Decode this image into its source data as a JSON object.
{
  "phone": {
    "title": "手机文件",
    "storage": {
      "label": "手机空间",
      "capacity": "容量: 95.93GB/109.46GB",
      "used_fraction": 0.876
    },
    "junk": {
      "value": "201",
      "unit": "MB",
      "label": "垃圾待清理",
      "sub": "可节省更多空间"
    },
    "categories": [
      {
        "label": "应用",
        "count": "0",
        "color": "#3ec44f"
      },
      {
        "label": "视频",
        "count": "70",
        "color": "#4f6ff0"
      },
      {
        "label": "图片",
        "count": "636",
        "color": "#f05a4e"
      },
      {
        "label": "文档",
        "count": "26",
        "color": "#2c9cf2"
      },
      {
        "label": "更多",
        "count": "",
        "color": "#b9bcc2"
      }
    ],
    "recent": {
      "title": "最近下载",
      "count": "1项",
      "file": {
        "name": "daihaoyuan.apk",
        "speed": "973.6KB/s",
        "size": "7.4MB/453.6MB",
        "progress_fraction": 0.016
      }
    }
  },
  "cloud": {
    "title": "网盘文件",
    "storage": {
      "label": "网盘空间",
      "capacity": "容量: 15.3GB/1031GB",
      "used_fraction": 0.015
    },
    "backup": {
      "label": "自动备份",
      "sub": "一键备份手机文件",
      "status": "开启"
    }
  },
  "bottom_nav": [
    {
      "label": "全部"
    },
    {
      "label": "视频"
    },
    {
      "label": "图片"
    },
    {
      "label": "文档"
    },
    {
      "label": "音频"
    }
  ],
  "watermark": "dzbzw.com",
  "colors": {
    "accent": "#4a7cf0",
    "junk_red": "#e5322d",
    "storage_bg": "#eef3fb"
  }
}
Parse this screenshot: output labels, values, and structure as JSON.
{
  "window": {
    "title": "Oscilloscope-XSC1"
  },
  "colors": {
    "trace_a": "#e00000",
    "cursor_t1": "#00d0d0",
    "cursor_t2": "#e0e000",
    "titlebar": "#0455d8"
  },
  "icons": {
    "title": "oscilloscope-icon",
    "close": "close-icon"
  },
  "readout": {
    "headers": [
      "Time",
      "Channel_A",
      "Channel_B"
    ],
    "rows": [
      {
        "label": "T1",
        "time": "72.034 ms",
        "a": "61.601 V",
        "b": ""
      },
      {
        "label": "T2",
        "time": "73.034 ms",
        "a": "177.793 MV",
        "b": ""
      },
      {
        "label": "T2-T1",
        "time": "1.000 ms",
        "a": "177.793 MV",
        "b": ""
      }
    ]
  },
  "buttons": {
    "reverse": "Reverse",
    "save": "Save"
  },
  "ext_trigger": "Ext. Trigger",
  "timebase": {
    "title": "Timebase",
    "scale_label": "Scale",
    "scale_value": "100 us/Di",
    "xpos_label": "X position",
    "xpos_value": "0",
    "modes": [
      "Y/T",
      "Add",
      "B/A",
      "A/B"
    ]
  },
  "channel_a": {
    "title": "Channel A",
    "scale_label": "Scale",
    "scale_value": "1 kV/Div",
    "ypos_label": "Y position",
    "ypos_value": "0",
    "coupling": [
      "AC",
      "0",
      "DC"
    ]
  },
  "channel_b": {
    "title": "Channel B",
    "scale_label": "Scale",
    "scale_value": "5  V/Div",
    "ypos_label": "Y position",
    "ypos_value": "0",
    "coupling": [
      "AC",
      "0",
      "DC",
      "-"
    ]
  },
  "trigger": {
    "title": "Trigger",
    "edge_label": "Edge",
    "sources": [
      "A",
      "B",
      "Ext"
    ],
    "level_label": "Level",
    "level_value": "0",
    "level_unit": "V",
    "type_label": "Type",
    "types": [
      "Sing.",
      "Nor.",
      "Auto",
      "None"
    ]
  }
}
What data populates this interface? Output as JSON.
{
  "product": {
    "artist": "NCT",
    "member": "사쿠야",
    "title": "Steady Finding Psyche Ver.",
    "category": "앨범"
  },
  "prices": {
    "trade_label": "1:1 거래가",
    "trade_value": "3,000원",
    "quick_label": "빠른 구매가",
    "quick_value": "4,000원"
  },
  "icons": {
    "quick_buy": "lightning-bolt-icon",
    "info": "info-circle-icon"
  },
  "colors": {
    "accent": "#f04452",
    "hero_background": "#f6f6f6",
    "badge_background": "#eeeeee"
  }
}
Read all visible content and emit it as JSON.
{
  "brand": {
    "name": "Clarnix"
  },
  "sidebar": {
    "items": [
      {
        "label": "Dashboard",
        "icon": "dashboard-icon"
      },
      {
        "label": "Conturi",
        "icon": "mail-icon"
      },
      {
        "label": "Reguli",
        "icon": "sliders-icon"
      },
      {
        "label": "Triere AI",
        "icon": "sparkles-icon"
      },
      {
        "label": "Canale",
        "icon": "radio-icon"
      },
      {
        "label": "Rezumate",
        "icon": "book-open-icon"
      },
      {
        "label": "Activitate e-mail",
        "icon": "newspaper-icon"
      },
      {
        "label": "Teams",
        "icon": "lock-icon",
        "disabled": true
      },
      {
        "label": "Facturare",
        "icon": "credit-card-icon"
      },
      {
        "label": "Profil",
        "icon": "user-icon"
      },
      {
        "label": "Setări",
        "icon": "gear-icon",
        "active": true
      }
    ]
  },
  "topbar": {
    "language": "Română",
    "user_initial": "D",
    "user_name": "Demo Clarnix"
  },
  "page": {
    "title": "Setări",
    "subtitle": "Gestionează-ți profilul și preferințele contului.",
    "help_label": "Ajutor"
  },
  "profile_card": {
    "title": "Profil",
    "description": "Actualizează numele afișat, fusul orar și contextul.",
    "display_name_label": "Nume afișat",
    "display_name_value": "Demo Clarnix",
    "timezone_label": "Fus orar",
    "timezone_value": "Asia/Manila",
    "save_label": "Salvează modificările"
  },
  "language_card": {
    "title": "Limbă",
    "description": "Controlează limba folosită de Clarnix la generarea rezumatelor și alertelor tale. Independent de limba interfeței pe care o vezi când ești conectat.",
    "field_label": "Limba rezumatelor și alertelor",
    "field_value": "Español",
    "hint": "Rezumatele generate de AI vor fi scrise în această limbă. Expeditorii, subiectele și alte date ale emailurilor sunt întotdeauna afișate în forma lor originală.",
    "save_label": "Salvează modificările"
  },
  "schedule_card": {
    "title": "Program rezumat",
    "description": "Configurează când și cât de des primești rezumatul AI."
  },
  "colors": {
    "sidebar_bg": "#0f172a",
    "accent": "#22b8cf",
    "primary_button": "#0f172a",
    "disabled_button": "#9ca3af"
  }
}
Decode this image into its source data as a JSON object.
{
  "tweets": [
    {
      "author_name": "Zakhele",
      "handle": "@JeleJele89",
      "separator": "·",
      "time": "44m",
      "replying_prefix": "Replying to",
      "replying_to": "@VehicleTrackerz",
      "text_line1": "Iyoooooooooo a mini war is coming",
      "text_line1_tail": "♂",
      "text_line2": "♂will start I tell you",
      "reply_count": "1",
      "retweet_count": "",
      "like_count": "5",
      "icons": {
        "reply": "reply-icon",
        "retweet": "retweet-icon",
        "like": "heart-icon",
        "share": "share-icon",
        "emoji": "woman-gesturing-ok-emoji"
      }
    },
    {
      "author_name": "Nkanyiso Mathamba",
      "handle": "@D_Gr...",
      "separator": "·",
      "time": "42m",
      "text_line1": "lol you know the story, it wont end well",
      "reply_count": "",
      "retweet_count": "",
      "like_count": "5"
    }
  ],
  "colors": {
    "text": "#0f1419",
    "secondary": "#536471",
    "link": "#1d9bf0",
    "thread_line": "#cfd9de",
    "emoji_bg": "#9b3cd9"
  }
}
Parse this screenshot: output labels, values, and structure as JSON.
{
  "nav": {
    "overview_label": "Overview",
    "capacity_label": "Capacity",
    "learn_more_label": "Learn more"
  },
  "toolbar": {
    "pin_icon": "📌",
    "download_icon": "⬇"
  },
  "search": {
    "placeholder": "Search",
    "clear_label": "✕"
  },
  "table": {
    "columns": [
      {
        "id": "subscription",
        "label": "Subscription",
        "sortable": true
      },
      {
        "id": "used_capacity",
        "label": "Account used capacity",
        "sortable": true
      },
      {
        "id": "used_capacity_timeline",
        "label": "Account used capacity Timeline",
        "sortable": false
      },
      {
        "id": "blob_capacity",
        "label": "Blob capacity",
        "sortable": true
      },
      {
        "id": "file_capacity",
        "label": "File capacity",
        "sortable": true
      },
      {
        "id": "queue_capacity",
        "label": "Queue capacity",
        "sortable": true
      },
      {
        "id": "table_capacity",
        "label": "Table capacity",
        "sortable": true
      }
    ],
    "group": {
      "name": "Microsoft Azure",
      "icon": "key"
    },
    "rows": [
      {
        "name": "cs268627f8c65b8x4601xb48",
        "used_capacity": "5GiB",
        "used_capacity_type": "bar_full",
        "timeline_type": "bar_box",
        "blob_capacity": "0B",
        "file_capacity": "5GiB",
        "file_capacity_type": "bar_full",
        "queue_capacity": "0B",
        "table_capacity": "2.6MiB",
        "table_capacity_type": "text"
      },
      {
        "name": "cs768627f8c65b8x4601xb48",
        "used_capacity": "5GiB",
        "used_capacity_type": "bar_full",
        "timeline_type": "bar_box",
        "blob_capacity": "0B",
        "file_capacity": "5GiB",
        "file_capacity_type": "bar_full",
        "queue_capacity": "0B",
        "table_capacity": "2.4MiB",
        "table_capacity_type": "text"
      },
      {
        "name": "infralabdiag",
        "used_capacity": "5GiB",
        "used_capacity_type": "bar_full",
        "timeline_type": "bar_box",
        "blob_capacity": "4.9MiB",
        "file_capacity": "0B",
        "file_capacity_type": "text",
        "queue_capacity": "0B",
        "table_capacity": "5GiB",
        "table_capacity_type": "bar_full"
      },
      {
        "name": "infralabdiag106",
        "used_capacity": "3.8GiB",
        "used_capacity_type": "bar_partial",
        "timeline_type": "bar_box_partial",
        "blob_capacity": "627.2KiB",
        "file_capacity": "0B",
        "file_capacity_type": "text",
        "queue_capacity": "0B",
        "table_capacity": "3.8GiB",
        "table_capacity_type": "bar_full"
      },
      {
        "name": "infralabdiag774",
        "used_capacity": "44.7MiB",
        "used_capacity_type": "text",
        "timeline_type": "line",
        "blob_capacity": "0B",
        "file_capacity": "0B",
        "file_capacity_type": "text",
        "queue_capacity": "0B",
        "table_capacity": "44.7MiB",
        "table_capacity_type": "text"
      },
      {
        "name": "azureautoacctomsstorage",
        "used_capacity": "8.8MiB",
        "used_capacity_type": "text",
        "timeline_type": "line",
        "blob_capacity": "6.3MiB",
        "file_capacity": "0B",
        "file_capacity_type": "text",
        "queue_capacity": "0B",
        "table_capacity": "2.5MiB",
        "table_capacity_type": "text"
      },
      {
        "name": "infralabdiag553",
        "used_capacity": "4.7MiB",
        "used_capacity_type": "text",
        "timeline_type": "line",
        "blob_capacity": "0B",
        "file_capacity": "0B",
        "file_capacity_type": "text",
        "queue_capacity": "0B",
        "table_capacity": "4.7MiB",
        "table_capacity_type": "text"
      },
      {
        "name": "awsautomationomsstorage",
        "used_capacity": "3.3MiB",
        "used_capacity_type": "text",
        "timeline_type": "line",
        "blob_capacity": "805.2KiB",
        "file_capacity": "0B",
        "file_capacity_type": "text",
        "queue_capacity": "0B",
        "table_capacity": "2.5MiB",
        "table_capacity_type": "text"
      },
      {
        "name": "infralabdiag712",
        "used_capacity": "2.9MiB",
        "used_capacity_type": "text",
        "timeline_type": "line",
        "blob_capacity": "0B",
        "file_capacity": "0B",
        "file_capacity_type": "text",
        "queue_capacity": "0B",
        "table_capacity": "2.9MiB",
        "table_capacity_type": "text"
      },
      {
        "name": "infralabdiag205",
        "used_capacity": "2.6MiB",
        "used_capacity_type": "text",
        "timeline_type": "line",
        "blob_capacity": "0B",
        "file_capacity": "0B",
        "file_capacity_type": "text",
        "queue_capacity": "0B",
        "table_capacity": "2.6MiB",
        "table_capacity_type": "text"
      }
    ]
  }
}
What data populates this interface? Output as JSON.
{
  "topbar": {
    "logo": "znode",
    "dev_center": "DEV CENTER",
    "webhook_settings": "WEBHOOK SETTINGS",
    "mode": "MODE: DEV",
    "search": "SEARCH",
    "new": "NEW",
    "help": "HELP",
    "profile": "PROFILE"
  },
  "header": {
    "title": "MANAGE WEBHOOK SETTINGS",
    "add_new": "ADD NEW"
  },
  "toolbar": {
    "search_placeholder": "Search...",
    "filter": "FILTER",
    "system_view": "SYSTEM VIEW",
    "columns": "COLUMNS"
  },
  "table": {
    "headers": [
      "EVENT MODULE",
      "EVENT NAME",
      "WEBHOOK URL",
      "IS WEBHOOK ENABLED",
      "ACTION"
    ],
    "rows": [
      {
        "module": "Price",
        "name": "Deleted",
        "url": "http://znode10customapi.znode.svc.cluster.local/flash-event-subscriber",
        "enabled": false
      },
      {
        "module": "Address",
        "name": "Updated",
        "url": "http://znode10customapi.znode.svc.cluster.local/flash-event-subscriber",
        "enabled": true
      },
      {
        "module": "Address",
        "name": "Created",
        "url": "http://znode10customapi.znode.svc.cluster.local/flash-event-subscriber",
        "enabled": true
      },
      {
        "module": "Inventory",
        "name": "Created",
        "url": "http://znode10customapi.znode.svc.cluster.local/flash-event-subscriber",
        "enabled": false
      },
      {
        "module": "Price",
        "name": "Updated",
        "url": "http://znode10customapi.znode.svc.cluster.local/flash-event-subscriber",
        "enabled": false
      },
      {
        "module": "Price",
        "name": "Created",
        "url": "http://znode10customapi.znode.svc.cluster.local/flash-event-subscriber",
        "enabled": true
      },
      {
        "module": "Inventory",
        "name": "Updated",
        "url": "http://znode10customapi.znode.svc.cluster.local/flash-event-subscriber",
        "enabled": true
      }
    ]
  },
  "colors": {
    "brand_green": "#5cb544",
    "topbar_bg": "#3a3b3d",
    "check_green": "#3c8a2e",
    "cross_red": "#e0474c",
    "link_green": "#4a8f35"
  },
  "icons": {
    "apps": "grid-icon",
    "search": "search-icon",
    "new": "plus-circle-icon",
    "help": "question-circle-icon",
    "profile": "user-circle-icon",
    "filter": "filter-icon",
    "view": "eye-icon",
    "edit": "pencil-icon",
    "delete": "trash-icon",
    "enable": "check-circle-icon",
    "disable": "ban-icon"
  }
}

STATED PROBLEM:
Look through the entries above; copy each line where the string "accent" appears.

EXERCISE RESULT:
    "accent": "#4a7cf0",
    "accent": "#f04452",
    "accent": "#22b8cf",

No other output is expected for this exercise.